* [Exercise goal] Within this material, how many lines have the string "tycker" in them? The answer is a number, with nothing added.

* [Data entries]

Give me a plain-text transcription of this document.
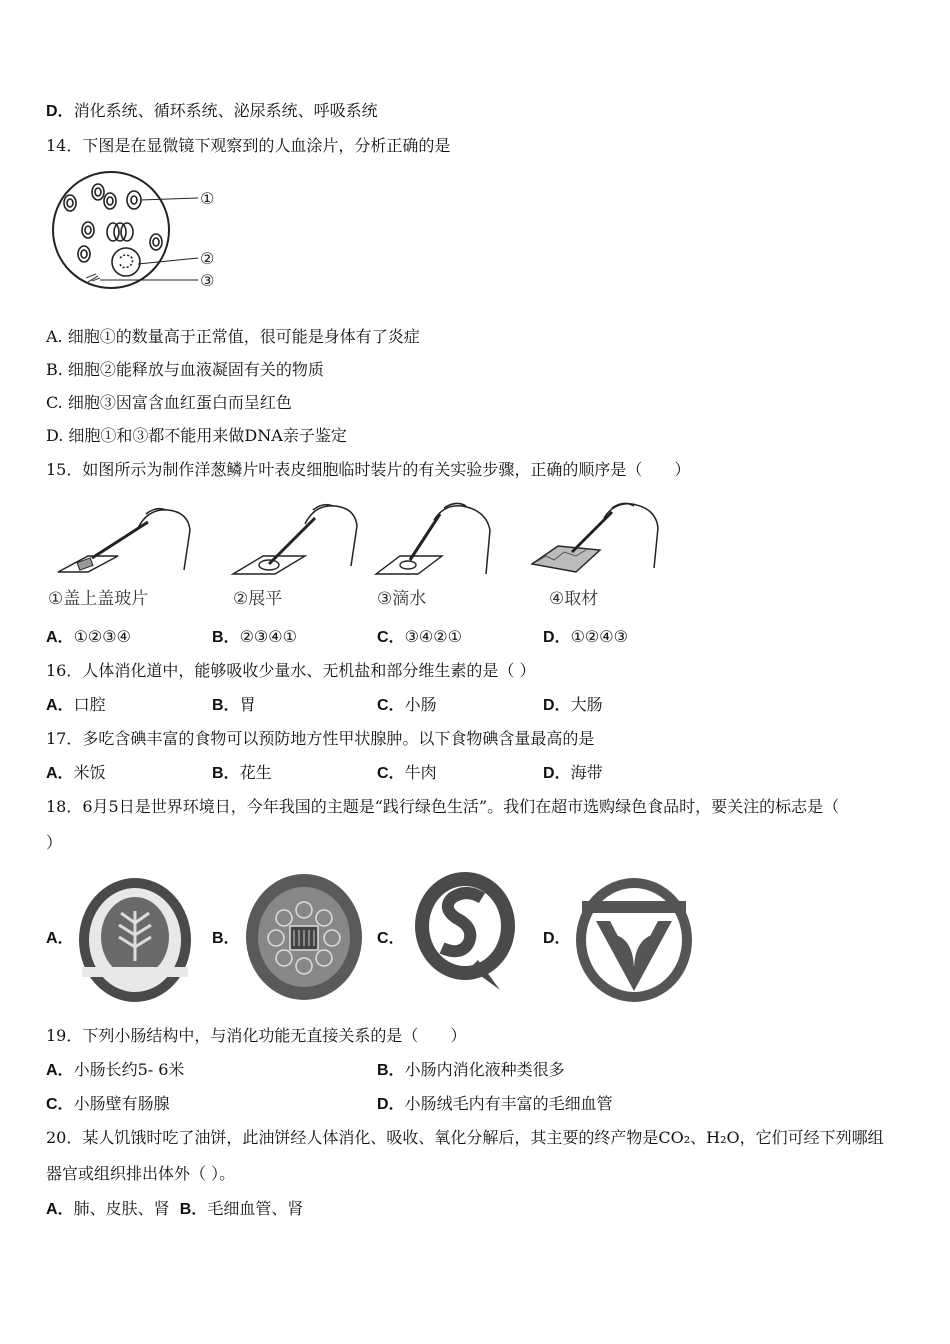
D．消化系统、循环系统、泌尿系统、呼吸系统
14．下图是在显微镜下观察到的人血涂片，分析正确的是
①
②
③
A. 细胞①的数量高于正常值，很可能是身体有了炎症
B. 细胞②能释放与血液凝固有关的物质
C. 细胞③因富含血红蛋白而呈红色
D. 细胞①和③都不能用来做DNA亲子鉴定
15．如图所示为制作洋葱鳞片叶表皮细胞临时装片的有关实验步骤，正确的顺序是（　　）
①盖上盖玻片	②展平	③滴水	④取材
A．①②③④	B．②③④①	C．③④②①	D．①②④③
16．人体消化道中，能够吸收少量水、无机盐和部分维生素的是（ ）
A．口腔	B．胃	C．小肠	D．大肠
17．多吃含碘丰富的食物可以预防地方性甲状腺肿。以下食物碘含量最高的是
A．米饭	B．花生	C．牛肉	D．海带
18．6月5日是世界环境日，今年我国的主题是“践行绿色生活”。我们在超市选购绿色食品时，要关注的标志是（
）
A．	B．	C．	D．
19．下列小肠结构中，与消化功能无直接关系的是（　　）
A．小肠长约5- 6米	B．小肠内消化液种类很多
C．小肠壁有肠腺	D．小肠绒毛内有丰富的毛细血管
20．某人饥饿时吃了油饼，此油饼经人体消化、吸收、氧化分解后，其主要的终产物是CO₂、H₂O，它们可经下列哪组
器官或组织排出体外（ ）。
A．肺、皮肤、肾 B．毛细血管、肾
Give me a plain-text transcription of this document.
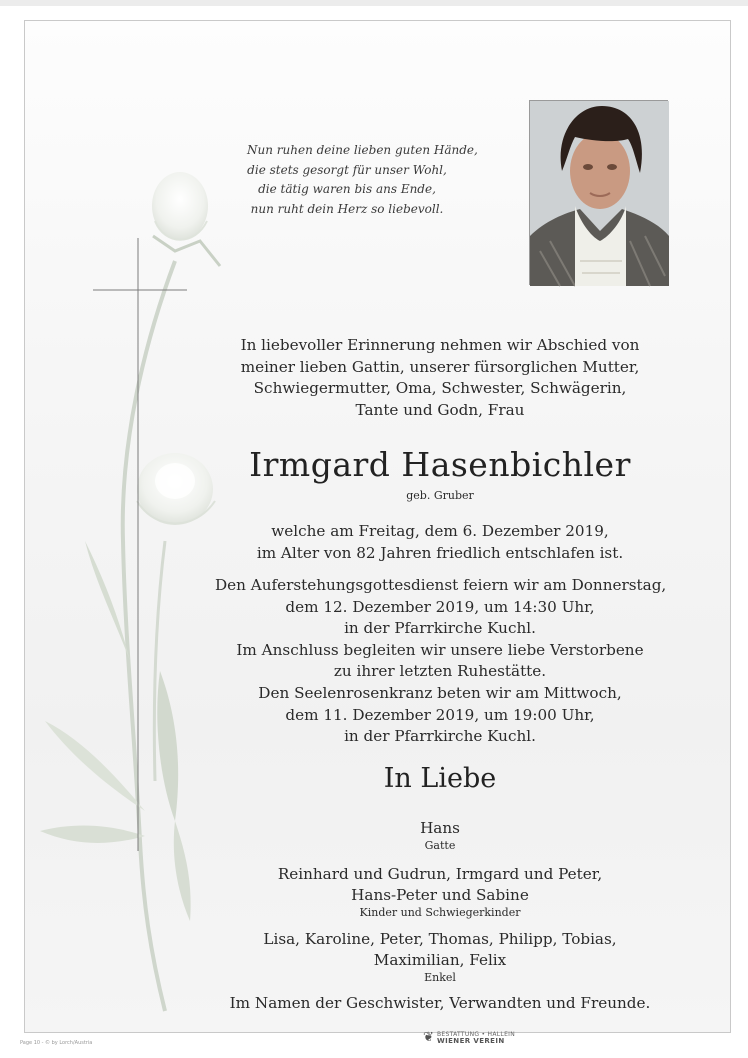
Nun ruhen deine lieben guten Hände,
die stets gesorgt für unser Wohl,
die tätig waren bis ans Ende,
nun ruht dein Herz so liebevoll.
In liebevoller Erinnerung nehmen wir Abschied von
meiner lieben Gattin, unserer fürsorglichen Mutter,
Schwiegermutter, Oma, Schwester, Schwägerin,
Tante und Godn, Frau
Irmgard Hasenbichler
geb. Gruber
welche am Freitag, dem 6. Dezember 2019,
im Alter von 82 Jahren friedlich entschlafen ist.
Den Auferstehungsgottesdienst feiern wir am Donnerstag,
dem 12. Dezember 2019, um 14:30 Uhr,
in der Pfarrkirche Kuchl.
Im Anschluss begleiten wir unsere liebe Verstorbene
zu ihrer letzten Ruhestätte.
Den Seelenrosenkranz beten wir am Mittwoch,
dem 11. Dezember 2019, um 19:00 Uhr,
in der Pfarrkirche Kuchl.
In Liebe
Hans
Gatte
Reinhard und Gudrun, Irmgard und Peter,
Hans-Peter und Sabine
Kinder und Schwiegerkinder
Lisa, Karoline, Peter, Thomas, Philipp, Tobias,
Maximilian, Felix
Enkel
Im Namen der Geschwister, Verwandten und Freunde.
❦ BESTATTUNG • HALLEIN
WIENER VEREIN
Page 10 - © by Lorch/Austria
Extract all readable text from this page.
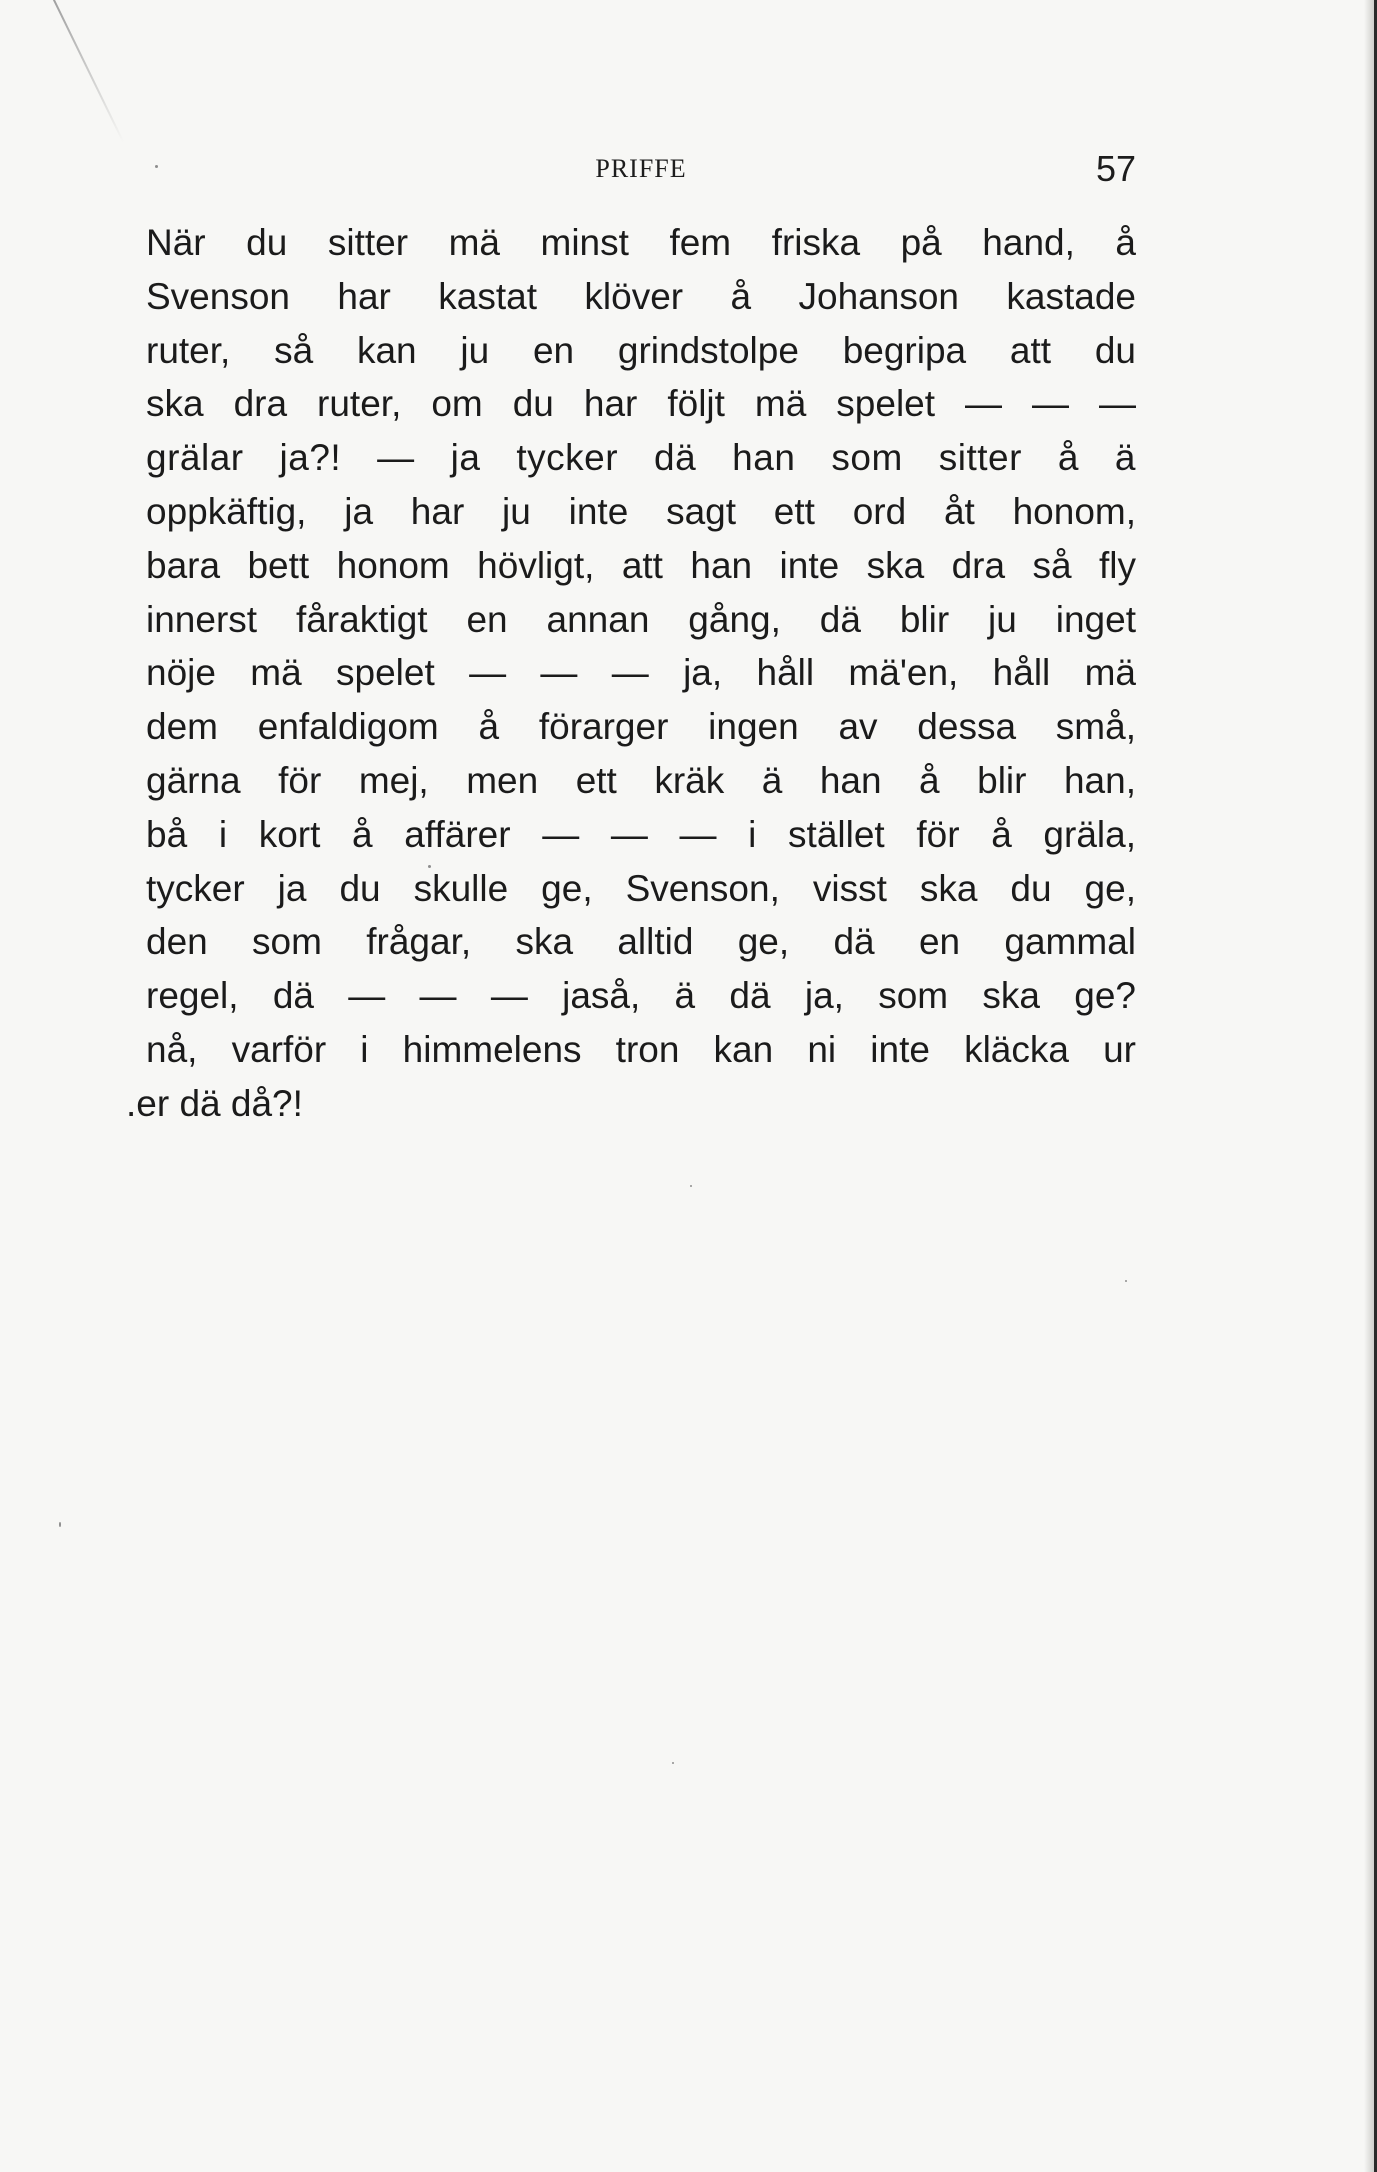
PRIFFE	57
När du sitter mä minst fem friska på hand, å
Svenson har kastat klöver å Johanson kastade
ruter, så kan ju en grindstolpe begripa att du
ska dra ruter, om du har följt mä spelet — — —
grälar ja?! — ja tycker dä han som sitter å ä
oppkäftig, ja har ju inte sagt ett ord åt honom,
bara bett honom hövligt, att han inte ska dra så fly
innerst fåraktigt en annan gång, dä blir ju inget
nöje mä spelet — — — ja, håll mä'en, håll mä
dem enfaldigom å förarger ingen av dessa små,
gärna för mej, men ett kräk ä han å blir han,
bå i kort å affärer — — — i stället för å gräla,
tycker ja du skulle ge, Svenson, visst ska du ge,
den som frågar, ska alltid ge, dä en gammal
regel, dä — — — jaså, ä dä ja, som ska ge?
nå, varför i himmelens tron kan ni inte kläcka ur
.er dä då?!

* [Answer for this exercise] 2